→ **Stated problem**: Go through the listing below and gather every line with the word "that".
## Start Available records
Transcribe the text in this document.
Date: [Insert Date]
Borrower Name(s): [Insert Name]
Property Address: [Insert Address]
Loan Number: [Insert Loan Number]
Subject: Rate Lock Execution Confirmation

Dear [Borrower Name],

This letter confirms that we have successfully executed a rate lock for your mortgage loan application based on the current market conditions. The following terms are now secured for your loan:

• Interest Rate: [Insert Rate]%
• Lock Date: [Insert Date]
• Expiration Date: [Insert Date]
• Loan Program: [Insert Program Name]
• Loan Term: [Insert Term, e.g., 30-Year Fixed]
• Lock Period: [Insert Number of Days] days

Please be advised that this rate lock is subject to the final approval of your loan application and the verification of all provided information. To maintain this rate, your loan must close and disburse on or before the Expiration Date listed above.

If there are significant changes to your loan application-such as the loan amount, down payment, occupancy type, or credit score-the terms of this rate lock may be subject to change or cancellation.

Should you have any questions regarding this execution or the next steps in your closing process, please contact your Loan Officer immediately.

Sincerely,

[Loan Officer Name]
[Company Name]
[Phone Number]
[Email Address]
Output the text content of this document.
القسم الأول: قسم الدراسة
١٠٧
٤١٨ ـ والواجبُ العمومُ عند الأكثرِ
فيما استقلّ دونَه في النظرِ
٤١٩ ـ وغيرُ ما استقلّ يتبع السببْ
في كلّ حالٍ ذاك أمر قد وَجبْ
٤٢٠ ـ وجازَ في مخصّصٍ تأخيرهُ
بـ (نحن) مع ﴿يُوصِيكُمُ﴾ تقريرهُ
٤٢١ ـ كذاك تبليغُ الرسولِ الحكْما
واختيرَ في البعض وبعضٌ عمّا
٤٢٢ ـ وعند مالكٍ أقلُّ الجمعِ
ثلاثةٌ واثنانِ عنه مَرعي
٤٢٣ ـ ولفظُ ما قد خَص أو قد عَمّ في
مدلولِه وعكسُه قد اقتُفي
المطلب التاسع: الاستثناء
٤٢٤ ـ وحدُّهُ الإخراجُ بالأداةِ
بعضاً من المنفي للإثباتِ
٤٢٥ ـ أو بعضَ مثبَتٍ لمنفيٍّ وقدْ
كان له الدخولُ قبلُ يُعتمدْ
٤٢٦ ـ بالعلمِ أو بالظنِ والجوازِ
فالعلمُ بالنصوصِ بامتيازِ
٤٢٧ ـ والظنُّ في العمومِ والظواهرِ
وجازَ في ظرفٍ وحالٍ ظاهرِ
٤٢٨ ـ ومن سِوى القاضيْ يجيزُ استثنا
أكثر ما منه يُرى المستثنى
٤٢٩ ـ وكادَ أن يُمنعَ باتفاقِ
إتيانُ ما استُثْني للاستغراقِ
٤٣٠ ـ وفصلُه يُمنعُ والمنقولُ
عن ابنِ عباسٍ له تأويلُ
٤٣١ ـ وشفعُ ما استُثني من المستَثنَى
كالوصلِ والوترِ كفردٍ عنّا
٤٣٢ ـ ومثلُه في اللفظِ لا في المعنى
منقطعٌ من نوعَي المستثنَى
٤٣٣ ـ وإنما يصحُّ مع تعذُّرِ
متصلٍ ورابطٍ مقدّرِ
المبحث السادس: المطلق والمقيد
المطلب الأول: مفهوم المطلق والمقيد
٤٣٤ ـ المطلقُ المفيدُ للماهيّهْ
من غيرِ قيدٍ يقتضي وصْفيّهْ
## End Available records
## Start Available records
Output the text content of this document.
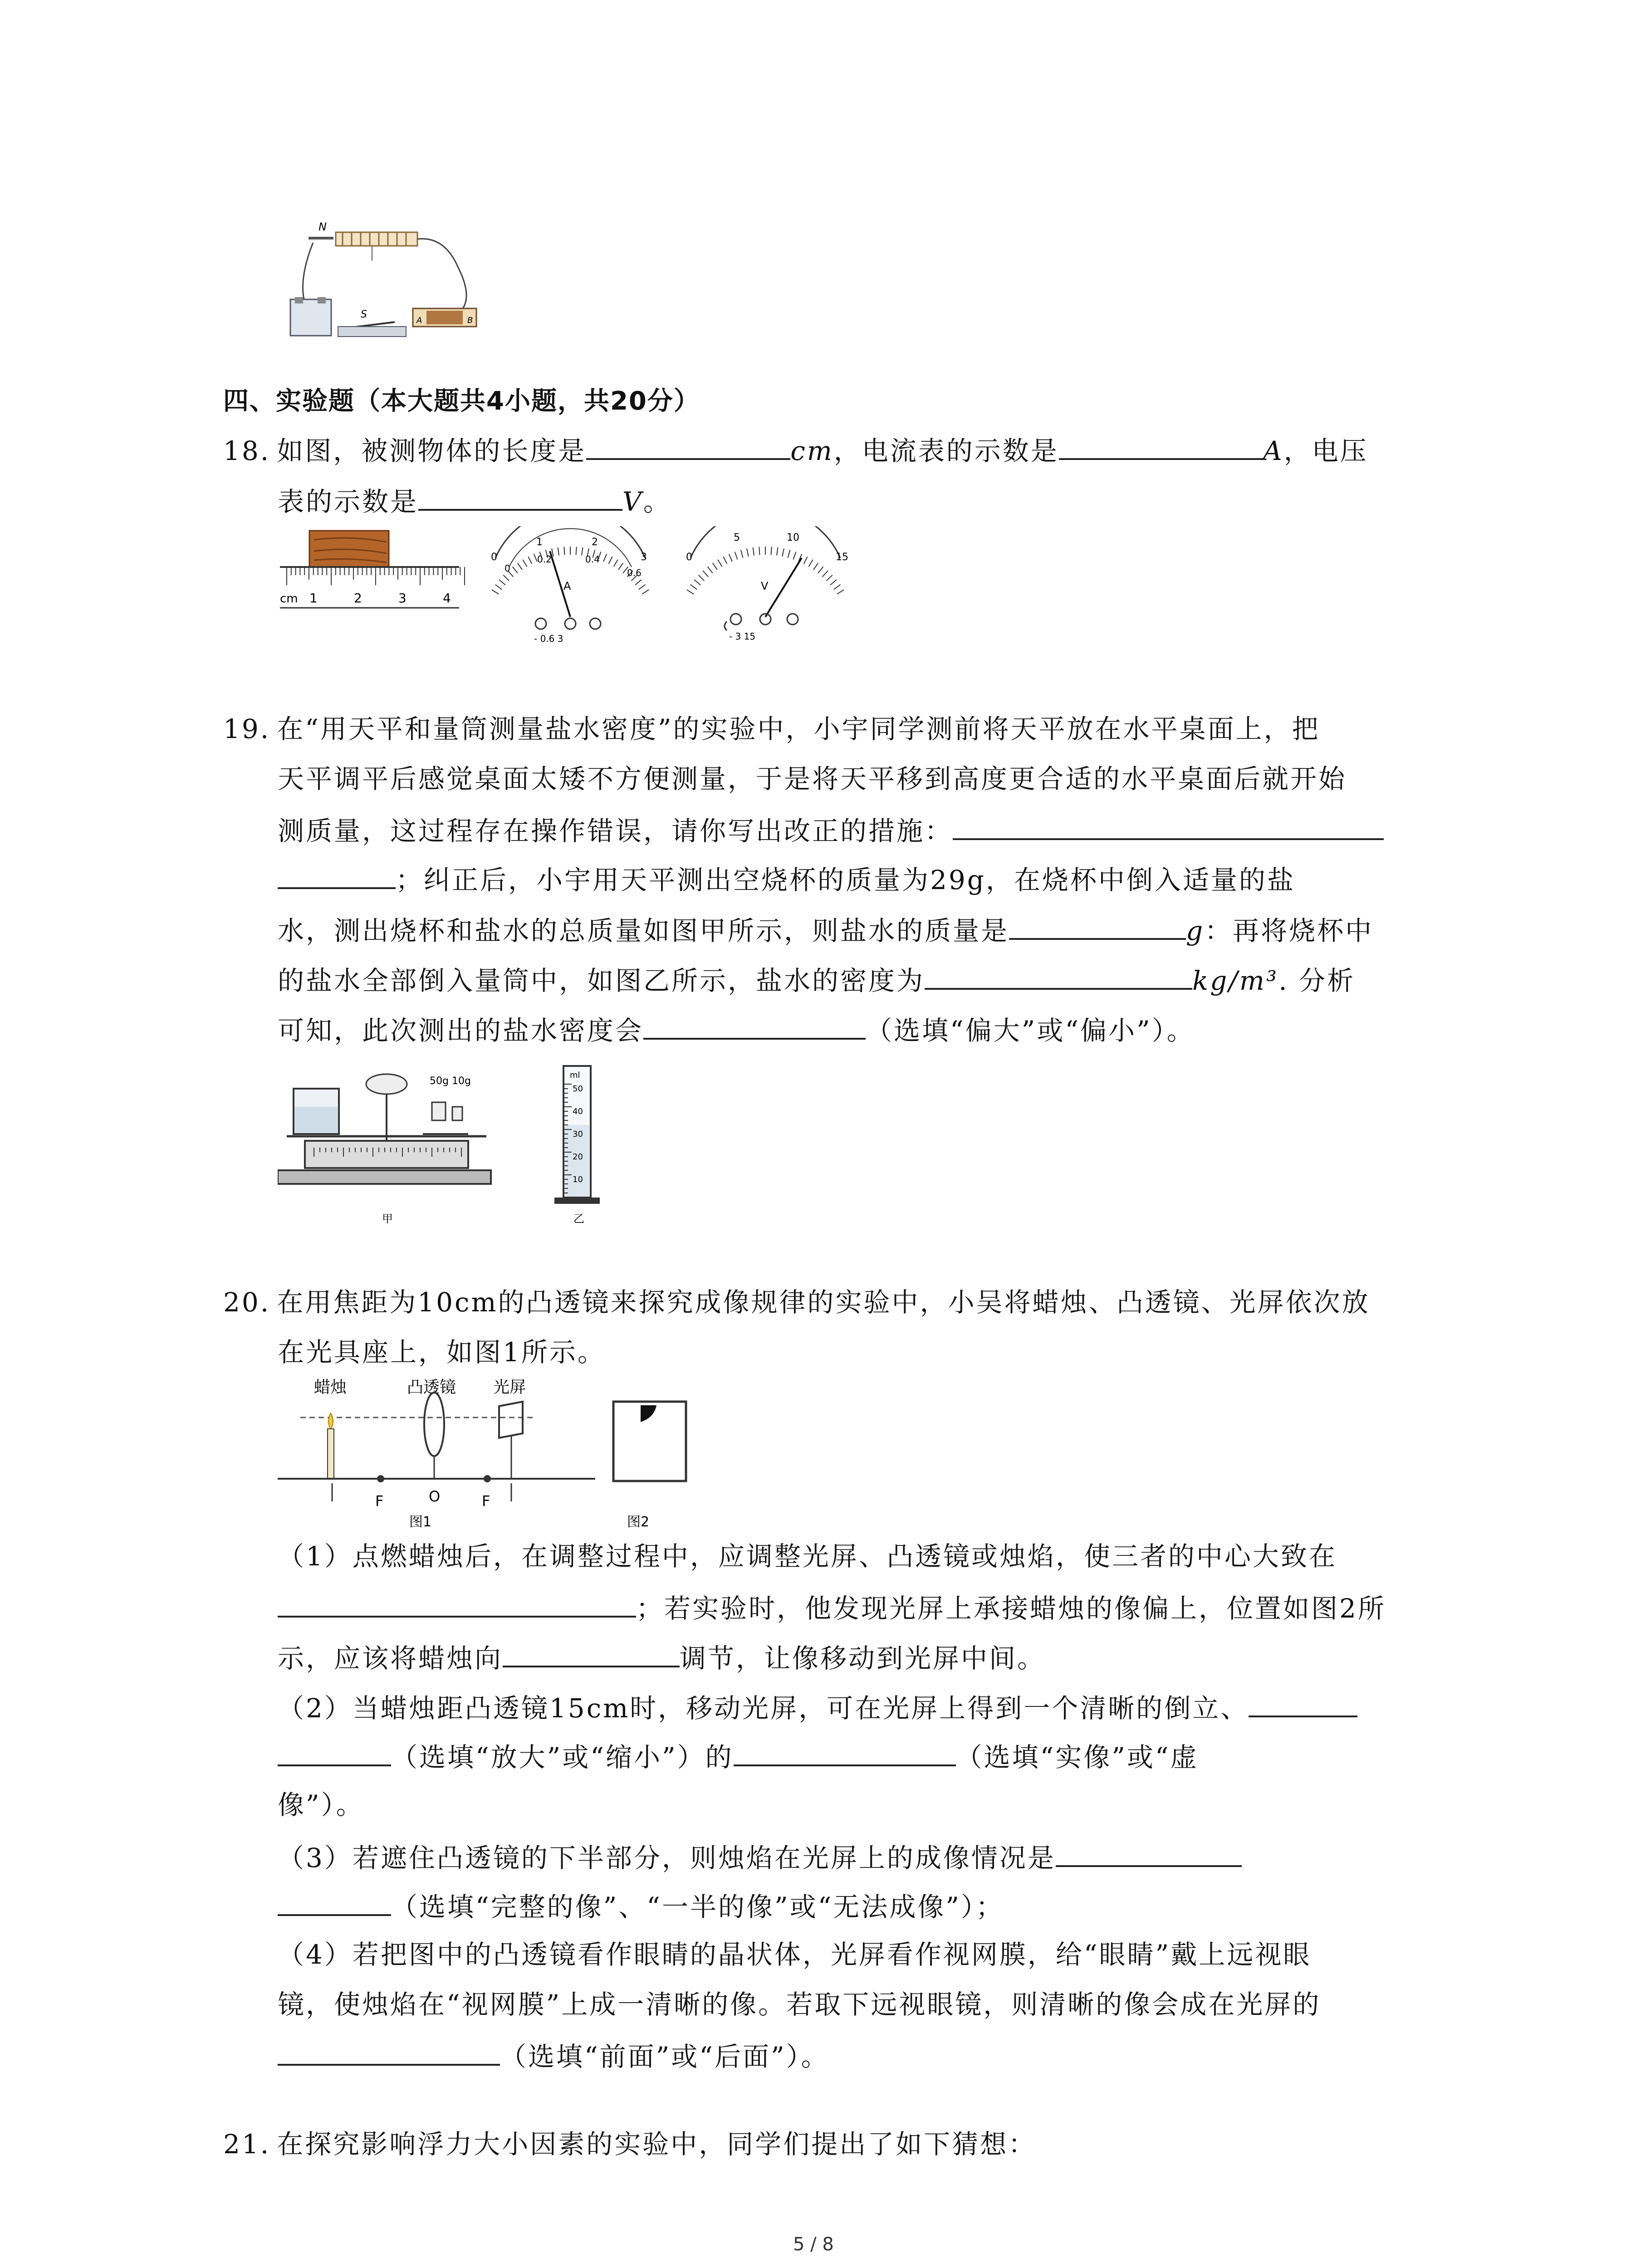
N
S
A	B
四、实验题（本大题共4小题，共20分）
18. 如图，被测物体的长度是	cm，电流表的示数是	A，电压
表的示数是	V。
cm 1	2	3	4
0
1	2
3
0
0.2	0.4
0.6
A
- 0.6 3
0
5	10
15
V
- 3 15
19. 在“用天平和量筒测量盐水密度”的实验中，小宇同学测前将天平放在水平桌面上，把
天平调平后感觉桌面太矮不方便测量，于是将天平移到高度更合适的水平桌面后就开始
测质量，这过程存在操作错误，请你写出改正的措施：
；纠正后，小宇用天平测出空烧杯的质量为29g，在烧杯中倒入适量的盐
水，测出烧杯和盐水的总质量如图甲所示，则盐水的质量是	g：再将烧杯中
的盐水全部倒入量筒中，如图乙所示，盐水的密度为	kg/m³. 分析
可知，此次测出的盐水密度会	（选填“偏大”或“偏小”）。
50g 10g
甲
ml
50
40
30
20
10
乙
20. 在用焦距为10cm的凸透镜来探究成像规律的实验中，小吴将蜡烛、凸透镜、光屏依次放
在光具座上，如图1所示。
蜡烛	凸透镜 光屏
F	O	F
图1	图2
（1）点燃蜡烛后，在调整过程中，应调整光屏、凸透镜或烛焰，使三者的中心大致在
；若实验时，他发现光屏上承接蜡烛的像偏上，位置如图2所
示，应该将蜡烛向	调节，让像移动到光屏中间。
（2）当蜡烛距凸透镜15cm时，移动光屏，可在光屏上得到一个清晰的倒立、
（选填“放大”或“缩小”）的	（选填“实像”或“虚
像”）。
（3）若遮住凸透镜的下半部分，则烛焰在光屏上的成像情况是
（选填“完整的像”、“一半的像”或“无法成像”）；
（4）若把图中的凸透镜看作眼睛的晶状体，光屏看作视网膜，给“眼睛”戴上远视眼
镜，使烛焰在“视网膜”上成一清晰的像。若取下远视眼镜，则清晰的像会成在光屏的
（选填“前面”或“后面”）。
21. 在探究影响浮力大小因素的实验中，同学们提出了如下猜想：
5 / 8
## End Available records
→ **Solution for this task**:
This letter confirms that we have successfully executed a rate lock for your mortgage loan application based on the current market conditions. The following terms are now secured for your loan:
Please be advised that this rate lock is subject to the final approval of your loan application and the verification of all provided information. To maintain this rate, your loan must close and disburse on or before the Expiration Date listed above.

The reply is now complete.